### DATA FOR THIS TASK
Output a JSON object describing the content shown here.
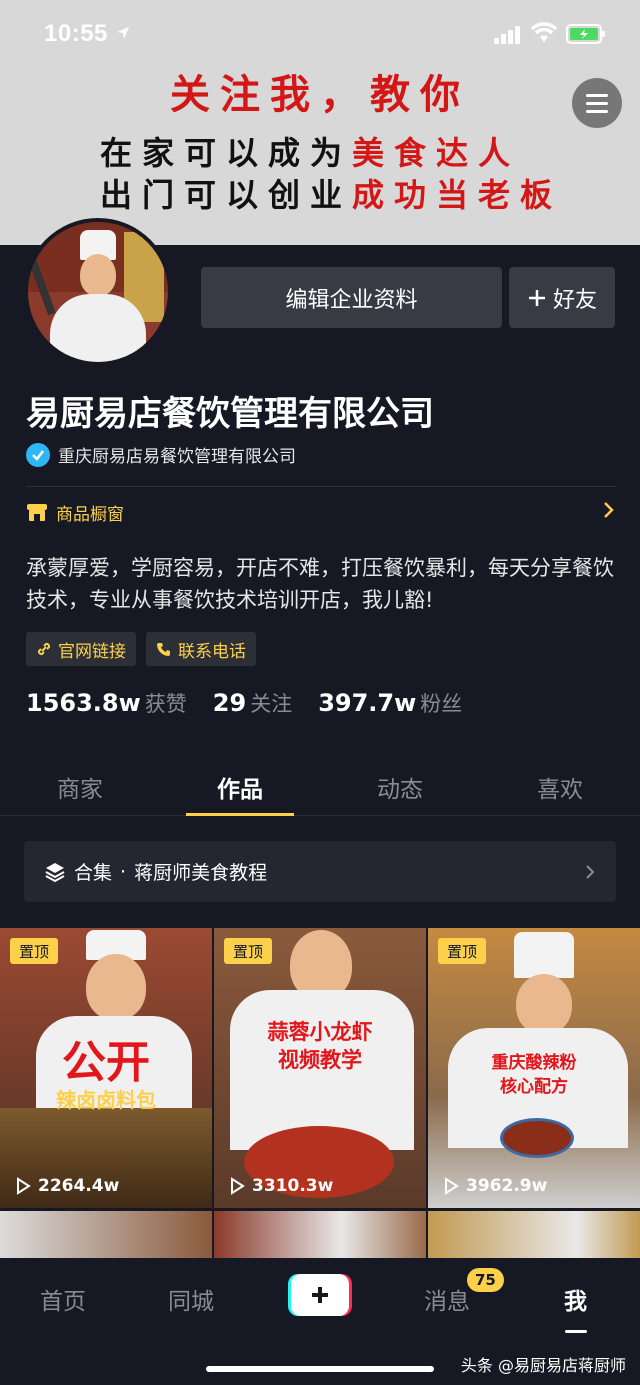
{
  "status_bar": {
    "time": "10:55"
  },
  "banner": {
    "line1": "关注我，教你",
    "line2_black": "在家可以成为",
    "line2_red": "美食达人",
    "line3_black": "出门可以创业",
    "line3_red": "成功当老板"
  },
  "profile": {
    "edit_button": "编辑企业资料",
    "friend_button": "好友",
    "name": "易厨易店餐饮管理有限公司",
    "verified_org": "重庆厨易店易餐饮管理有限公司",
    "shop_label": "商品橱窗",
    "bio": "承蒙厚爱，学厨容易，开店不难，打压餐饮暴利，每天分享餐饮技术，专业从事餐饮技术培训开店，我儿豁!",
    "tags": [
      "官网链接",
      "联系电话"
    ],
    "stats": [
      {
        "num": "1563.8w",
        "label": "获赞"
      },
      {
        "num": "29",
        "label": "关注"
      },
      {
        "num": "397.7w",
        "label": "粉丝"
      }
    ]
  },
  "tabs": [
    "商家",
    "作品",
    "动态",
    "喜欢"
  ],
  "active_tab": "作品",
  "collection": {
    "prefix": "合集",
    "dot": "·",
    "title": "蒋厨师美食教程"
  },
  "videos": [
    {
      "pin": "置顶",
      "views": "2264.4w",
      "caption1": "公开",
      "caption2": "辣卤卤料包"
    },
    {
      "pin": "置顶",
      "views": "3310.3w",
      "caption1": "蒜蓉小龙虾",
      "caption2": "视频教学"
    },
    {
      "pin": "置顶",
      "views": "3962.9w",
      "caption1": "重庆酸辣粉",
      "caption2": "核心配方"
    }
  ],
  "bottom_nav": {
    "home": "首页",
    "nearby": "同城",
    "messages": "消息",
    "messages_badge": "75",
    "me": "我"
  },
  "watermark": "头条 @易厨易店蒋厨师",
  "colors": {
    "accent": "#fcd04a",
    "background": "#161823",
    "banner_red": "#d31616"
  }
}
######
AIM OF THE EXERCISE >> Pictures don't belong in the copy. Restate all the entries exactly.

RIGHT ANSWER >>
Output a JSON object describing the content shown here.
{
  "status_bar": {
    "time": "10:55"
  },
  "banner": {
    "line1": "关注我，教你",
    "line2_black": "在家可以成为",
    "line2_red": "美食达人",
    "line3_black": "出门可以创业",
    "line3_red": "成功当老板"
  },
  "profile": {
    "edit_button": "编辑企业资料",
    "friend_button": "好友",
    "name": "易厨易店餐饮管理有限公司",
    "verified_org": "重庆厨易店易餐饮管理有限公司",
    "shop_label": "商品橱窗",
    "bio": "承蒙厚爱，学厨容易，开店不难，打压餐饮暴利，每天分享餐饮技术，专业从事餐饮技术培训开店，我儿豁!",
    "tags": [
      "官网链接",
      "联系电话"
    ],
    "stats": [
      {
        "num": "1563.8w",
        "label": "获赞"
      },
      {
        "num": "29",
        "label": "关注"
      },
      {
        "num": "397.7w",
        "label": "粉丝"
      }
    ]
  },
  "tabs": [
    "商家",
    "作品",
    "动态",
    "喜欢"
  ],
  "active_tab": "作品",
  "collection": {
    "prefix": "合集",
    "dot": "·",
    "title": "蒋厨师美食教程"
  },
  "videos": [
    {
      "pin": "置顶",
      "views": "2264.4w",
      "caption1": "公开",
      "caption2": "辣卤卤料包"
    },
    {
      "pin": "置顶",
      "views": "3310.3w",
      "caption1": "蒜蓉小龙虾",
      "caption2": "视频教学"
    },
    {
      "pin": "置顶",
      "views": "3962.9w",
      "caption1": "重庆酸辣粉",
      "caption2": "核心配方"
    }
  ],
  "bottom_nav": {
    "home": "首页",
    "nearby": "同城",
    "messages": "消息",
    "messages_badge": "75",
    "me": "我"
  },
  "watermark": "头条 @易厨易店蒋厨师",
  "colors": {
    "accent": "#fcd04a",
    "background": "#161823",
    "banner_red": "#d31616"
  }
}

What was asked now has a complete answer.